Rejection: Claim 2 is rejected under §103 over Refs. 1–4 (same base grounds as claim 1).
Analysis:
Ref. 1 discloses connecting/lock members such as a lock rod and lock connecting rod (e.g., 41, 42) that move laterally (perpendicular) to the rail when the points are thrown. Ref. 1 positions sensors to detect the positions/movement of these members, validating correct switch motion/locking. This is detecting movement of a switch connecting arm in a direction perpendicular to the rail to determine state.
The “gap detected” portion is covered via Ref. 3 as in claim 1, and the wheel trigger/notification remain as in Refs. 2 and 4.
Motivation:
Redundantly sensing the connecting arm/lock rod position is a common railway safeguard that verifies mechanical motion/locking beyond blade contact. A POSITA would implement this to increase integrity; the improvement and integration are predictable.
Claim 3
… wherein the one or more switch gap sensors comprise one or more electromagnetic sensors.
Rejection: Claim 3 is rejected under §103 over Refs. 1–4 (same base grounds).
Analysis:
Ref. 1 employs electromagnetic/inductive proximity detectors at the points (e.g., detector element interacting with ferrous stock rail; internal switch output), which are electromagnetic sensors. This directly meets the limitation.
Motivation:
Inductive/electromagnetic proximity sensors are standard for harsh, dirty, oily trackside environments. A POSITA would choose them for reliability and immunity to foul conditions—predictable, routine engineering selection.
Claim 4
… wherein the one or more train wheel sensors are installed on or adjacent to the rail at a location at least 50 feet from the one or more switch gap sensors.
Rejection: Claim 4 is rejected under §103 over Refs. 1–4 (same base grounds).
Analysis:
Ref. 2 shows the rail-mounted wheel sensor at a defined point on the rail. The exact spacing between that point and the switch sensor location (here, “at least 50 feet”) is a matter of placement for timing and reaction distance. Railway practice routinely sets wheel detectors upstream of a protected feature.
No unexpected result is tied to “≥50 ft”; it simply ensures adequate time to process, notify, and, if needed, enforce braking.
Motivation:
A POSITA would select the distance as a result-effective variable based on speed, track grade, and response times. Choosing ≥50 ft is a routine optimization yielding predictable, safe operation.
PART 2 — CLAIMS 5–8
Claim 5
… wherein the notification comprises an audible alert and/or a visual alert.
Rejection: Claim 5 is rejected under §103 over Refs. 1–4 (same base grounds).
Analysis:
Ref. 1 uses controller outputs to indicators (visual).
Ref. 4 provides operator notification via an on-board device (12) receiving a radio from the wayside (20). On-board crew displays commonly include both visual and audible annunciation.
Thus, the combined system produces visual and/or audible alerts to the operator.
Motivation:
Providing both modalities is standard in safety-critical systems to ensure salience in noise or distraction; it’s an obvious, predictable enhancement.
Claim 6
… wherein the notification comprises a radio signal transmitted to the train.
Rejection: Claim 6 is rejected under §103 over Refs. 1–4 (same base grounds).

★ ★ ★ ★ ★

Given exercise 1: According to the patent claim analysis, what type of sensors does claim 3 say the switch gap sensors comprise?

[Element box records]
★ ★ ★ ★ ★

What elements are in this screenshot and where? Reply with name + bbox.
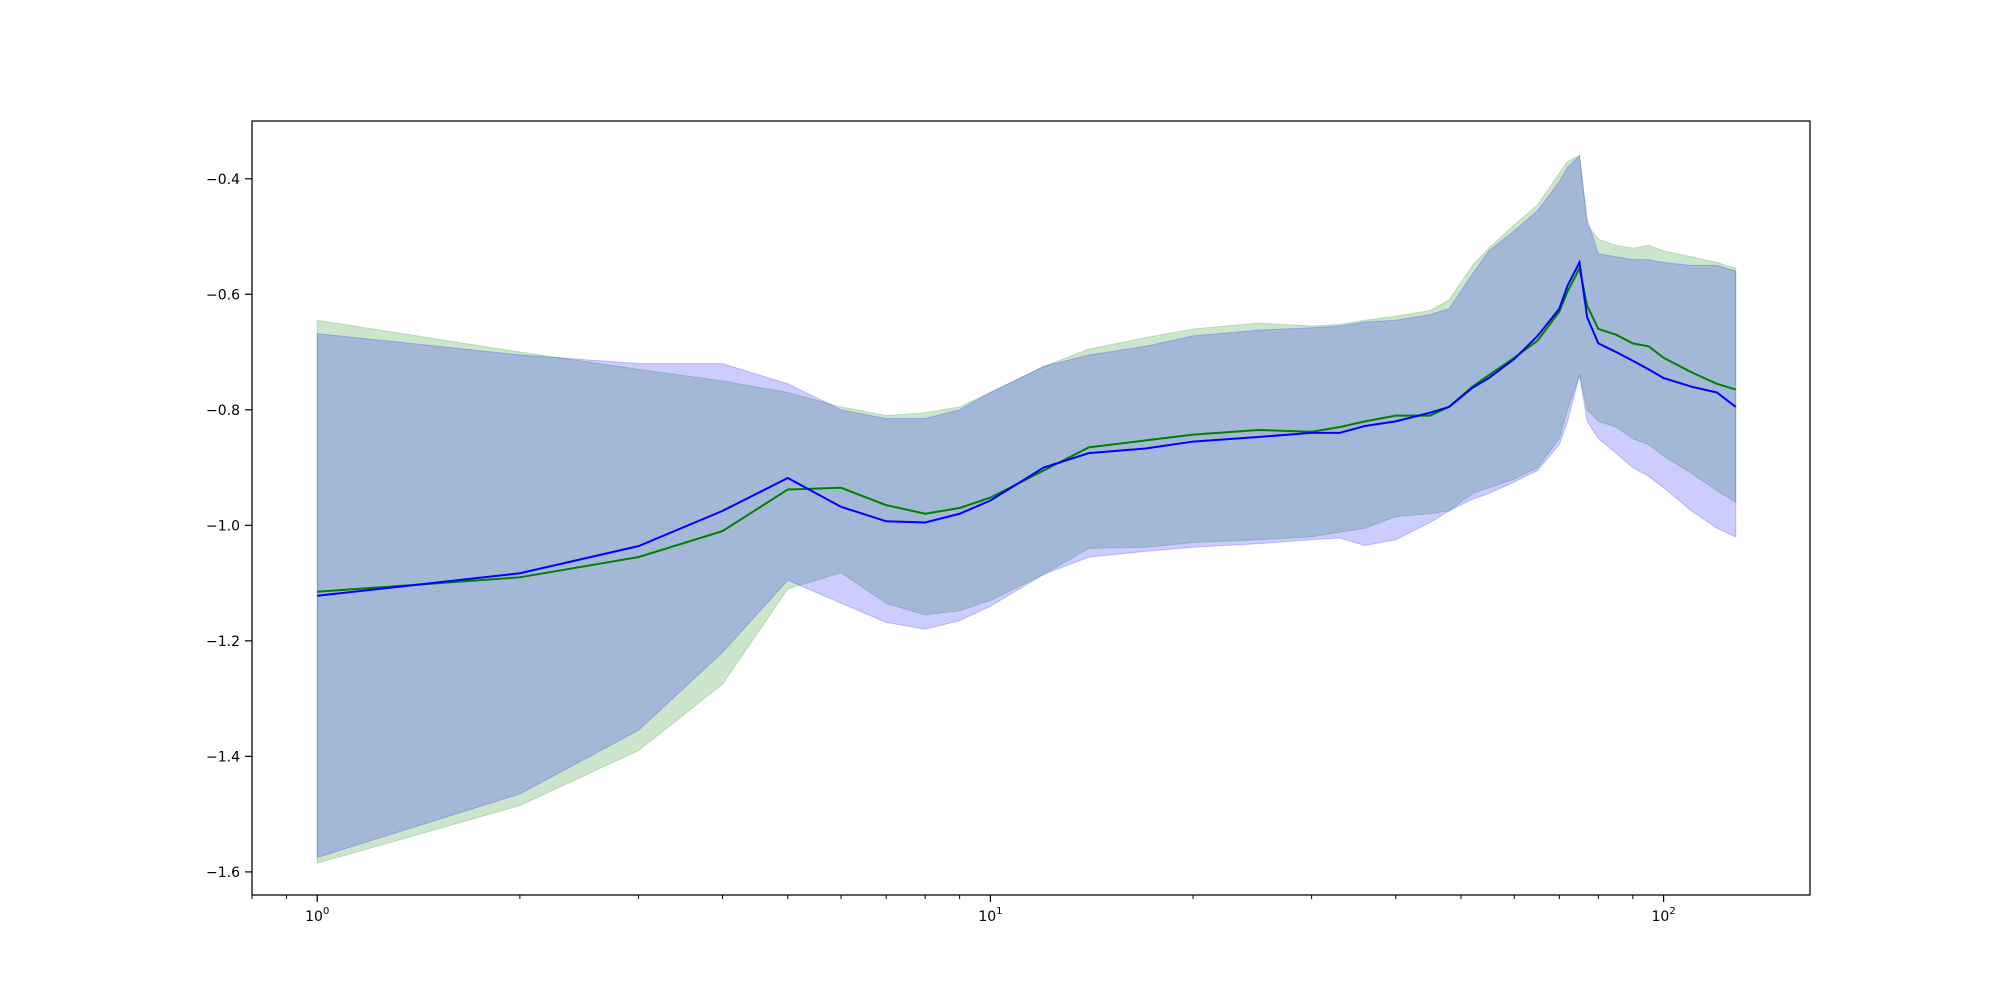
x-tick-label: 100 xyxy=(305,906,329,925)
series-lines xyxy=(317,259,1737,597)
y-tick-label: −0.4 xyxy=(206,172,240,188)
y-tick-label: −1.0 xyxy=(206,518,240,534)
series-1-band xyxy=(316,154,1737,864)
plot-frame xyxy=(251,120,1811,896)
x-tick-label: 101 xyxy=(978,906,1002,925)
y-tick-label: −0.8 xyxy=(206,403,240,419)
y-tick-label: −1.2 xyxy=(206,634,240,650)
series-2-line xyxy=(317,259,1737,597)
confidence-bands xyxy=(316,154,1737,864)
series-2-band xyxy=(316,154,1737,859)
y-tick-label: −0.6 xyxy=(206,287,240,303)
x-tick-label: 102 xyxy=(1651,906,1675,925)
y-axis: −0.4 −0.6 −0.8 −1.0 −1.2 −1.4 −1.6 xyxy=(206,172,252,881)
x-axis: 100 101 102 xyxy=(251,895,1676,925)
y-tick-label: −1.4 xyxy=(206,749,240,765)
y-tick-label: −1.6 xyxy=(206,865,240,881)
series-1-line xyxy=(317,265,1737,593)
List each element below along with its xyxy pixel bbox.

★ ★ ★ ★ ★

Given exercise 2: Copy the lines of the listing from the line with "x-tick-label: 100 xyxy=(305,906,329,925)" to the line with "x-tick-label: 101 xyxy=(978,906,1002,925)", including both of those lines.

Solution 1: One or more electromagnetic sensors.

Solution 2:
x-tick-label: 100 xyxy=(305,906,329,925)
series-lines xyxy=(317,259,1737,597)
y-tick-label: −0.4 xyxy=(206,172,240,188)
y-tick-label: −1.0 xyxy=(206,518,240,534)
series-1-band xyxy=(316,154,1737,864)
plot-frame xyxy=(251,120,1811,896)
x-tick-label: 101 xyxy=(978,906,1002,925)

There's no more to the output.